***** Exercise data *****

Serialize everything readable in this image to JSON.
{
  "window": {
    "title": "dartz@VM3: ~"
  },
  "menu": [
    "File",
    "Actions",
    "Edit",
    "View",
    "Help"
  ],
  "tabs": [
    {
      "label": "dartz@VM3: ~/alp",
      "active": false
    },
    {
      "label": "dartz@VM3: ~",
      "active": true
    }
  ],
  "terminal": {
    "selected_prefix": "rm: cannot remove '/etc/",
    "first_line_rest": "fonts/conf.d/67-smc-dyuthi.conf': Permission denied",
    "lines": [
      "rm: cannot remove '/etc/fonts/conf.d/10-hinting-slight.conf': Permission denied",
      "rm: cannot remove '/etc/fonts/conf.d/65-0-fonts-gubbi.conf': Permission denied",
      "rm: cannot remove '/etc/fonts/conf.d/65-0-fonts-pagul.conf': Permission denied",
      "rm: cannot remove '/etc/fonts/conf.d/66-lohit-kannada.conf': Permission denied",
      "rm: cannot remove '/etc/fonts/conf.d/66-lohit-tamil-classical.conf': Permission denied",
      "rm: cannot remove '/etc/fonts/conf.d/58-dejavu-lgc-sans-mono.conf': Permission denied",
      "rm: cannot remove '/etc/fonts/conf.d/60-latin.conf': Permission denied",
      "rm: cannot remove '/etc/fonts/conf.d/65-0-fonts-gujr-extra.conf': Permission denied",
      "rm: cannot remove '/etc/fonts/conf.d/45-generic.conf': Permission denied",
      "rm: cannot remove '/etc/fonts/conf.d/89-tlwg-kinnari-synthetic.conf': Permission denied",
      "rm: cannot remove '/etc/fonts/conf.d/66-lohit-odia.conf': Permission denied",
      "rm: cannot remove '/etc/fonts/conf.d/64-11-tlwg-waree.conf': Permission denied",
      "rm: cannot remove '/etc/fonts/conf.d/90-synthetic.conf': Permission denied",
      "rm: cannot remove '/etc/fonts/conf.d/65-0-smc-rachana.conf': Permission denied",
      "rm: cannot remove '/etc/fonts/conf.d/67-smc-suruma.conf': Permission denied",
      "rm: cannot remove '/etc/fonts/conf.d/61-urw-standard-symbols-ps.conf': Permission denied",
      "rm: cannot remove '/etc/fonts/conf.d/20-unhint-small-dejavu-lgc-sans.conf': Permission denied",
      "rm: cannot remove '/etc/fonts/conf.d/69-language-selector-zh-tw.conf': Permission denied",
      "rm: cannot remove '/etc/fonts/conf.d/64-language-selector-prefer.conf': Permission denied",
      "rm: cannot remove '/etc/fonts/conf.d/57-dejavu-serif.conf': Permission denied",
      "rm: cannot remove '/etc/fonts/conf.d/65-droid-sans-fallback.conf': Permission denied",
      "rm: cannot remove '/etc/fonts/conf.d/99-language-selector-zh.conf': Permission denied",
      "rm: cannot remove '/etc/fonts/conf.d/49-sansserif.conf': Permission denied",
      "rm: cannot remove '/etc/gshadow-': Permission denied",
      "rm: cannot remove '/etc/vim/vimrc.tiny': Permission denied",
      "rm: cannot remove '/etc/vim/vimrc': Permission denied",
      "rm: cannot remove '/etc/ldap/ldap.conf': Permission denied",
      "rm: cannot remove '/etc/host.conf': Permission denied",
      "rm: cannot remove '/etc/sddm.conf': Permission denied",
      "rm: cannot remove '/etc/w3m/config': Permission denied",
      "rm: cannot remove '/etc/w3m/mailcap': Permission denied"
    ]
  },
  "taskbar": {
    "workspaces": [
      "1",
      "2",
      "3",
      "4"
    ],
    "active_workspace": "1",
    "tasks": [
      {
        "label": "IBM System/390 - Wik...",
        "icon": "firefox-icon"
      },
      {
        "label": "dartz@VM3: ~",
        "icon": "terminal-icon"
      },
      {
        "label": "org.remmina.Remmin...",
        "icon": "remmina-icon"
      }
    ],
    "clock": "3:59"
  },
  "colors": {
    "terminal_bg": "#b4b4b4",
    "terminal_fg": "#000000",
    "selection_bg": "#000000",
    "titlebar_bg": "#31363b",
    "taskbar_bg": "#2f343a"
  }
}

*****

*Brief*: Using the listing above, retype each line exactly.

*Output of the task*:
Serialize everything readable in this image to JSON.
{
  "window": {
    "title": "dartz@VM3: ~"
  },
  "menu": [
    "File",
    "Actions",
    "Edit",
    "View",
    "Help"
  ],
  "tabs": [
    {
      "label": "dartz@VM3: ~/alp",
      "active": false
    },
    {
      "label": "dartz@VM3: ~",
      "active": true
    }
  ],
  "terminal": {
    "selected_prefix": "rm: cannot remove '/etc/",
    "first_line_rest": "fonts/conf.d/67-smc-dyuthi.conf': Permission denied",
    "lines": [
      "rm: cannot remove '/etc/fonts/conf.d/10-hinting-slight.conf': Permission denied",
      "rm: cannot remove '/etc/fonts/conf.d/65-0-fonts-gubbi.conf': Permission denied",
      "rm: cannot remove '/etc/fonts/conf.d/65-0-fonts-pagul.conf': Permission denied",
      "rm: cannot remove '/etc/fonts/conf.d/66-lohit-kannada.conf': Permission denied",
      "rm: cannot remove '/etc/fonts/conf.d/66-lohit-tamil-classical.conf': Permission denied",
      "rm: cannot remove '/etc/fonts/conf.d/58-dejavu-lgc-sans-mono.conf': Permission denied",
      "rm: cannot remove '/etc/fonts/conf.d/60-latin.conf': Permission denied",
      "rm: cannot remove '/etc/fonts/conf.d/65-0-fonts-gujr-extra.conf': Permission denied",
      "rm: cannot remove '/etc/fonts/conf.d/45-generic.conf': Permission denied",
      "rm: cannot remove '/etc/fonts/conf.d/89-tlwg-kinnari-synthetic.conf': Permission denied",
      "rm: cannot remove '/etc/fonts/conf.d/66-lohit-odia.conf': Permission denied",
      "rm: cannot remove '/etc/fonts/conf.d/64-11-tlwg-waree.conf': Permission denied",
      "rm: cannot remove '/etc/fonts/conf.d/90-synthetic.conf': Permission denied",
      "rm: cannot remove '/etc/fonts/conf.d/65-0-smc-rachana.conf': Permission denied",
      "rm: cannot remove '/etc/fonts/conf.d/67-smc-suruma.conf': Permission denied",
      "rm: cannot remove '/etc/fonts/conf.d/61-urw-standard-symbols-ps.conf': Permission denied",
      "rm: cannot remove '/etc/fonts/conf.d/20-unhint-small-dejavu-lgc-sans.conf': Permission denied",
      "rm: cannot remove '/etc/fonts/conf.d/69-language-selector-zh-tw.conf': Permission denied",
      "rm: cannot remove '/etc/fonts/conf.d/64-language-selector-prefer.conf': Permission denied",
      "rm: cannot remove '/etc/fonts/conf.d/57-dejavu-serif.conf': Permission denied",
      "rm: cannot remove '/etc/fonts/conf.d/65-droid-sans-fallback.conf': Permission denied",
      "rm: cannot remove '/etc/fonts/conf.d/99-language-selector-zh.conf': Permission denied",
      "rm: cannot remove '/etc/fonts/conf.d/49-sansserif.conf': Permission denied",
      "rm: cannot remove '/etc/gshadow-': Permission denied",
      "rm: cannot remove '/etc/vim/vimrc.tiny': Permission denied",
      "rm: cannot remove '/etc/vim/vimrc': Permission denied",
      "rm: cannot remove '/etc/ldap/ldap.conf': Permission denied",
      "rm: cannot remove '/etc/host.conf': Permission denied",
      "rm: cannot remove '/etc/sddm.conf': Permission denied",
      "rm: cannot remove '/etc/w3m/config': Permission denied",
      "rm: cannot remove '/etc/w3m/mailcap': Permission denied"
    ]
  },
  "taskbar": {
    "workspaces": [
      "1",
      "2",
      "3",
      "4"
    ],
    "active_workspace": "1",
    "tasks": [
      {
        "label": "IBM System/390 - Wik...",
        "icon": "firefox-icon"
      },
      {
        "label": "dartz@VM3: ~",
        "icon": "terminal-icon"
      },
      {
        "label": "org.remmina.Remmin...",
        "icon": "remmina-icon"
      }
    ],
    "clock": "3:59"
  },
  "colors": {
    "terminal_bg": "#b4b4b4",
    "terminal_fg": "#000000",
    "selection_bg": "#000000",
    "titlebar_bg": "#31363b",
    "taskbar_bg": "#2f343a"
  }
}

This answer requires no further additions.